*What the exercise asks:* Quote every line below exactly as it reads.

*Supplied records:*
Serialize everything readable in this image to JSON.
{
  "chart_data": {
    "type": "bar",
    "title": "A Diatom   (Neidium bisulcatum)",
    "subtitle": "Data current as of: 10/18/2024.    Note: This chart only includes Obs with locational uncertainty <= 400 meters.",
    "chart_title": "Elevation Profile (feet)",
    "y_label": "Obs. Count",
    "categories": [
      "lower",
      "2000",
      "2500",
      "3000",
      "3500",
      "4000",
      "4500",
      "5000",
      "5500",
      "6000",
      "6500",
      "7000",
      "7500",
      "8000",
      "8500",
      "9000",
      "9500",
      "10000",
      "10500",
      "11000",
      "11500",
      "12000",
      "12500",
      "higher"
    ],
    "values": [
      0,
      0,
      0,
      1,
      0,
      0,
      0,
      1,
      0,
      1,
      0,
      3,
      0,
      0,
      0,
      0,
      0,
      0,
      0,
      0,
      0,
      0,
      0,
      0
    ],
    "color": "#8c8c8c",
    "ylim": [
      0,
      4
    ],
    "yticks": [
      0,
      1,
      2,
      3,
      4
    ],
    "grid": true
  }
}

*Complete response:*
Serialize everything readable in this image to JSON.
{
  "chart_data": {
    "type": "bar",
    "title": "A Diatom   (Neidium bisulcatum)",
    "subtitle": "Data current as of: 10/18/2024.    Note: This chart only includes Obs with locational uncertainty <= 400 meters.",
    "chart_title": "Elevation Profile (feet)",
    "y_label": "Obs. Count",
    "categories": [
      "lower",
      "2000",
      "2500",
      "3000",
      "3500",
      "4000",
      "4500",
      "5000",
      "5500",
      "6000",
      "6500",
      "7000",
      "7500",
      "8000",
      "8500",
      "9000",
      "9500",
      "10000",
      "10500",
      "11000",
      "11500",
      "12000",
      "12500",
      "higher"
    ],
    "values": [
      0,
      0,
      0,
      1,
      0,
      0,
      0,
      1,
      0,
      1,
      0,
      3,
      0,
      0,
      0,
      0,
      0,
      0,
      0,
      0,
      0,
      0,
      0,
      0
    ],
    "color": "#8c8c8c",
    "ylim": [
      0,
      4
    ],
    "yticks": [
      0,
      1,
      2,
      3,
      4
    ],
    "grid": true
  }
}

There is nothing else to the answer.